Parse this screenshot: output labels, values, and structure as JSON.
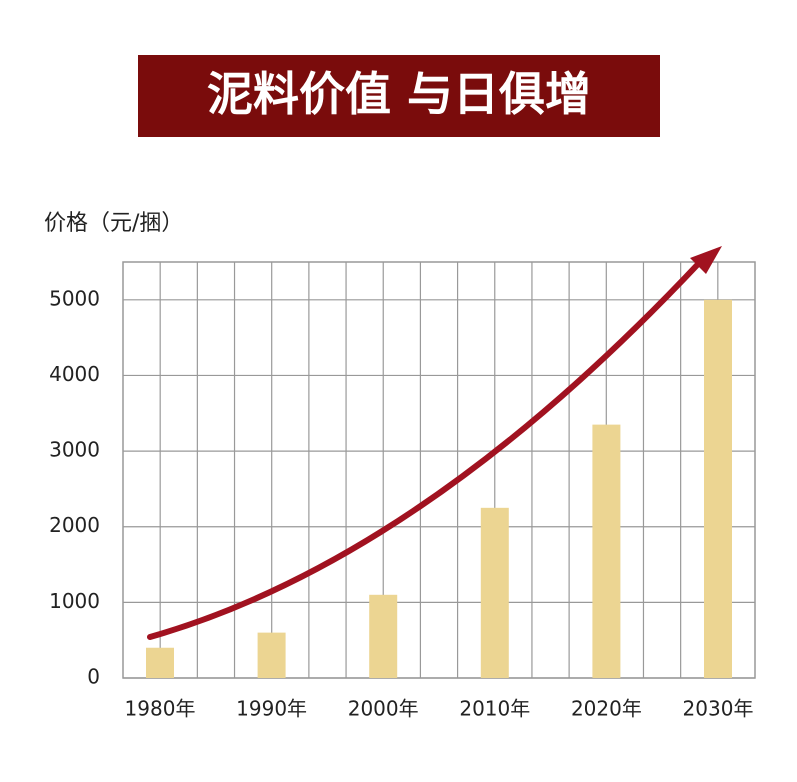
{
  "chart_data": {
    "type": "bar",
    "title": "泥料价值 与日俱增",
    "y_label": "价格（元/捆）",
    "categories": [
      "1980年",
      "1990年",
      "2000年",
      "2010年",
      "2020年",
      "2030年"
    ],
    "values": [
      400,
      600,
      1100,
      2250,
      3350,
      5000
    ],
    "color": "#ecd592",
    "ylim": [
      0,
      5500
    ],
    "yticks": [
      0,
      1000,
      2000,
      3000,
      4000,
      5000
    ],
    "grid": true
  }
}
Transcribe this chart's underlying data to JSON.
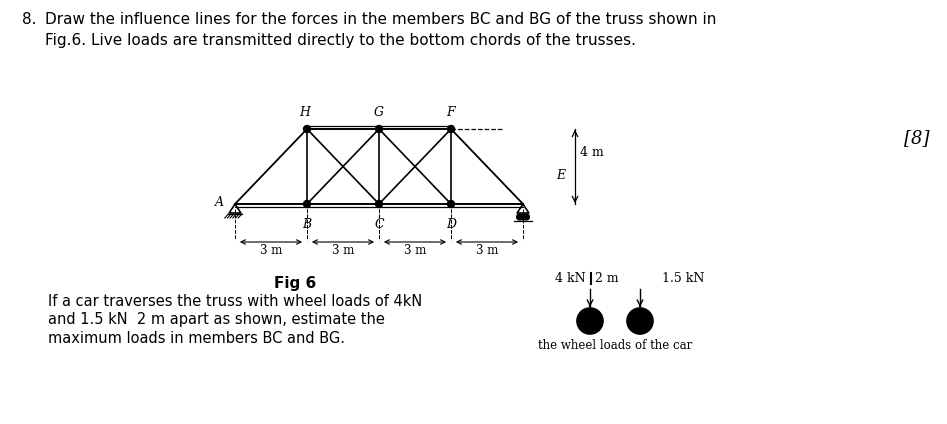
{
  "title_number": "8.",
  "title_text": "Draw the influence lines for the forces in the members BC and BG of the truss shown in\nFig.6. Live loads are transmitted directly to the bottom chords of the trusses.",
  "marks": "[8]",
  "fig_label": "Fig 6",
  "fig_caption_line1": "If a car traverses the truss with wheel loads of 4kN",
  "fig_caption_line2": "and 1.5 kN  2 m apart as shown, estimate the",
  "fig_caption_line3": "maximum loads in members BC and BG.",
  "wheel_caption": "the wheel loads of the car",
  "span_labels": [
    "3 m",
    "3 m",
    "3 m",
    "3 m"
  ],
  "height_label": "4 m",
  "background_color": "#ffffff",
  "line_color": "#000000",
  "font_size_title": 11,
  "font_size_labels": 9
}
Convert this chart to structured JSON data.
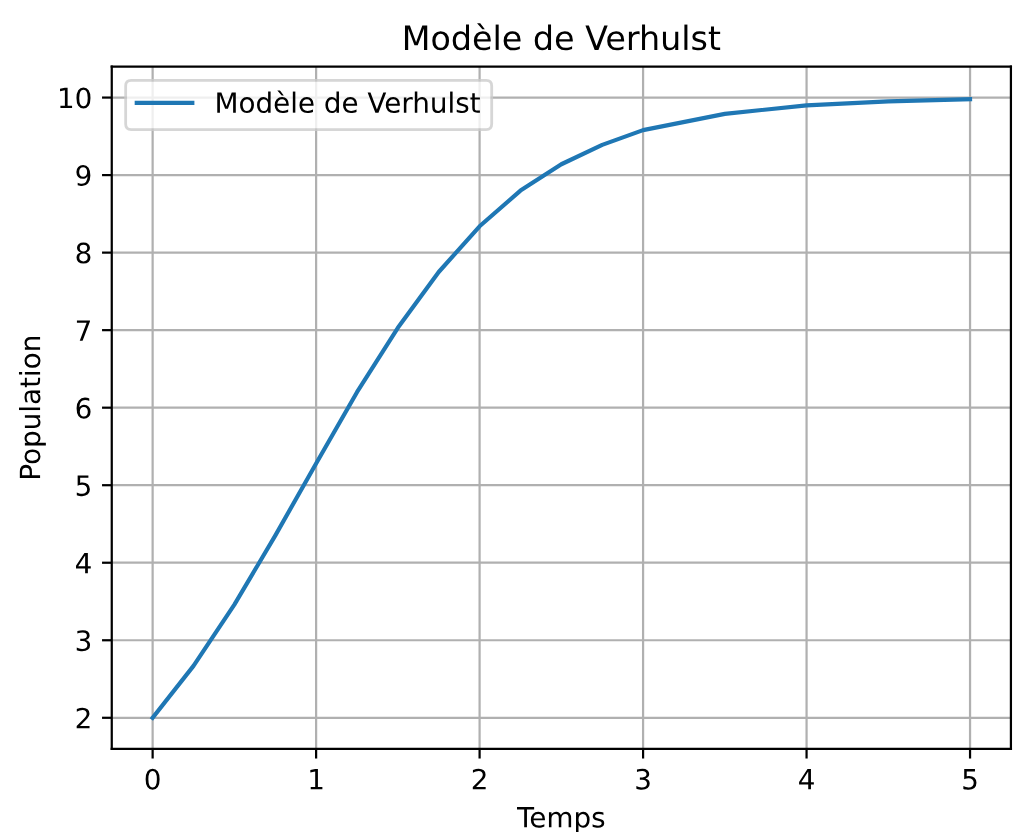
{
  "chart_data": {
    "type": "line",
    "title": "Modèle de Verhulst",
    "xlabel": "Temps",
    "ylabel": "Population",
    "x": [
      0,
      0.25,
      0.5,
      0.75,
      1.0,
      1.25,
      1.5,
      1.75,
      2.0,
      2.25,
      2.5,
      2.75,
      3.0,
      3.5,
      4.0,
      4.5,
      5.0
    ],
    "series": [
      {
        "name": "Modèle de Verhulst",
        "color": "#1f77b4",
        "values": [
          2.0,
          2.67,
          3.46,
          4.35,
          5.28,
          6.2,
          7.03,
          7.75,
          8.34,
          8.8,
          9.14,
          9.39,
          9.58,
          9.79,
          9.9,
          9.95,
          9.98
        ]
      }
    ],
    "xlim": [
      -0.25,
      5.25
    ],
    "ylim": [
      1.6,
      10.4
    ],
    "xticks": [
      0,
      1,
      2,
      3,
      4,
      5
    ],
    "yticks": [
      2,
      3,
      4,
      5,
      6,
      7,
      8,
      9,
      10
    ],
    "grid": true,
    "legend": "top left"
  }
}
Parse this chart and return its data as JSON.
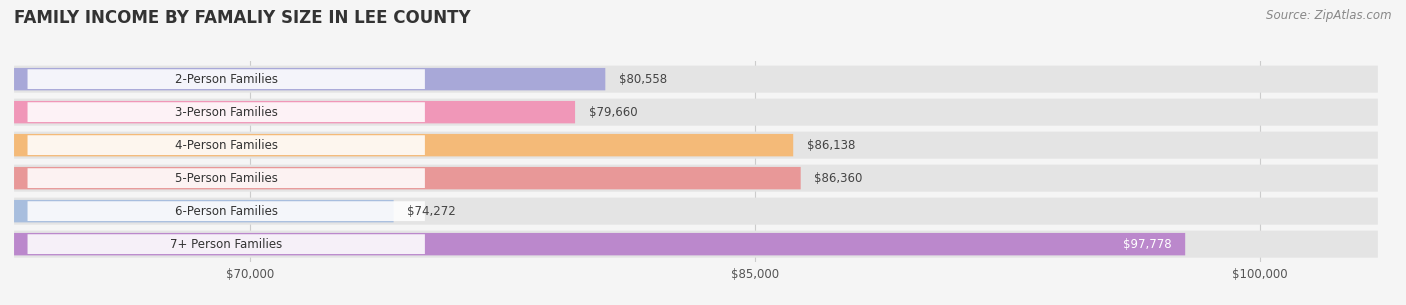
{
  "title": "FAMILY INCOME BY FAMALIY SIZE IN LEE COUNTY",
  "source": "Source: ZipAtlas.com",
  "categories": [
    "2-Person Families",
    "3-Person Families",
    "4-Person Families",
    "5-Person Families",
    "6-Person Families",
    "7+ Person Families"
  ],
  "values": [
    80558,
    79660,
    86138,
    86360,
    74272,
    97778
  ],
  "bar_colors": [
    "#a8a8d8",
    "#f097b8",
    "#f4ba78",
    "#e89898",
    "#a8bede",
    "#bb88cc"
  ],
  "label_texts": [
    "$80,558",
    "$79,660",
    "$86,138",
    "$86,360",
    "$74,272",
    "$97,778"
  ],
  "label_colors": [
    "#444444",
    "#444444",
    "#444444",
    "#444444",
    "#444444",
    "#ffffff"
  ],
  "x_ticks": [
    70000,
    85000,
    100000
  ],
  "x_tick_labels": [
    "$70,000",
    "$85,000",
    "$100,000"
  ],
  "xmin": 63000,
  "xmax": 103500,
  "background_color": "#f5f5f5",
  "bar_bg_color": "#e4e4e4",
  "title_fontsize": 12,
  "bar_label_fontsize": 8.5,
  "category_fontsize": 8.5,
  "source_fontsize": 8.5
}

+---+

All the lines above are to be reproduced exactly, except the pictures.

▸ **WRITTEN SOLUTION**
Parse this screenshot: output labels, values, and structure as JSON.
{
  "chart_data": {
    "type": "bar",
    "title": "泥料价值 与日俱增",
    "y_label": "价格（元/捆）",
    "categories": [
      "1980年",
      "1990年",
      "2000年",
      "2010年",
      "2020年",
      "2030年"
    ],
    "values": [
      400,
      600,
      1100,
      2250,
      3350,
      5000
    ],
    "color": "#ecd592",
    "ylim": [
      0,
      5500
    ],
    "yticks": [
      0,
      1000,
      2000,
      3000,
      4000,
      5000
    ],
    "grid": true
  }
}
Transcribe this chart's underlying data to JSON.
{
  "title_number": "8.",
  "title_text": "Draw the influence lines for the forces in the members BC and BG of the truss shown in\nFig.6. Live loads are transmitted directly to the bottom chords of the trusses.",
  "marks": "[8]",
  "fig_label": "Fig 6",
  "fig_caption_line1": "If a car traverses the truss with wheel loads of 4kN",
  "fig_caption_line2": "and 1.5 kN  2 m apart as shown, estimate the",
  "fig_caption_line3": "maximum loads in members BC and BG.",
  "wheel_caption": "the wheel loads of the car",
  "span_labels": [
    "3 m",
    "3 m",
    "3 m",
    "3 m"
  ],
  "height_label": "4 m",
  "background_color": "#ffffff",
  "line_color": "#000000",
  "font_size_title": 11,
  "font_size_labels": 9
}
Convert this chart to structured JSON data.
{
  "chart_data": {
    "type": "line",
    "title": "Modèle de Verhulst",
    "xlabel": "Temps",
    "ylabel": "Population",
    "x": [
      0,
      0.25,
      0.5,
      0.75,
      1.0,
      1.25,
      1.5,
      1.75,
      2.0,
      2.25,
      2.5,
      2.75,
      3.0,
      3.5,
      4.0,
      4.5,
      5.0
    ],
    "series": [
      {
        "name": "Modèle de Verhulst",
        "color": "#1f77b4",
        "values": [
          2.0,
          2.67,
          3.46,
          4.35,
          5.28,
          6.2,
          7.03,
          7.75,
          8.34,
          8.8,
          9.14,
          9.39,
          9.58,
          9.79,
          9.9,
          9.95,
          9.98
        ]
      }
    ],
    "xlim": [
      -0.25,
      5.25
    ],
    "ylim": [
      1.6,
      10.4
    ],
    "xticks": [
      0,
      1,
      2,
      3,
      4,
      5
    ],
    "yticks": [
      2,
      3,
      4,
      5,
      6,
      7,
      8,
      9,
      10
    ],
    "grid": true,
    "legend": "top left"
  }
}
Parse this chart and return its data as JSON.
{
  "title": "FAMILY INCOME BY FAMALIY SIZE IN LEE COUNTY",
  "source": "Source: ZipAtlas.com",
  "categories": [
    "2-Person Families",
    "3-Person Families",
    "4-Person Families",
    "5-Person Families",
    "6-Person Families",
    "7+ Person Families"
  ],
  "values": [
    80558,
    79660,
    86138,
    86360,
    74272,
    97778
  ],
  "bar_colors": [
    "#a8a8d8",
    "#f097b8",
    "#f4ba78",
    "#e89898",
    "#a8bede",
    "#bb88cc"
  ],
  "label_texts": [
    "$80,558",
    "$79,660",
    "$86,138",
    "$86,360",
    "$74,272",
    "$97,778"
  ],
  "label_colors": [
    "#444444",
    "#444444",
    "#444444",
    "#444444",
    "#444444",
    "#ffffff"
  ],
  "x_ticks": [
    70000,
    85000,
    100000
  ],
  "x_tick_labels": [
    "$70,000",
    "$85,000",
    "$100,000"
  ],
  "xmin": 63000,
  "xmax": 103500,
  "background_color": "#f5f5f5",
  "bar_bg_color": "#e4e4e4",
  "title_fontsize": 12,
  "bar_label_fontsize": 8.5,
  "category_fontsize": 8.5,
  "source_fontsize": 8.5
}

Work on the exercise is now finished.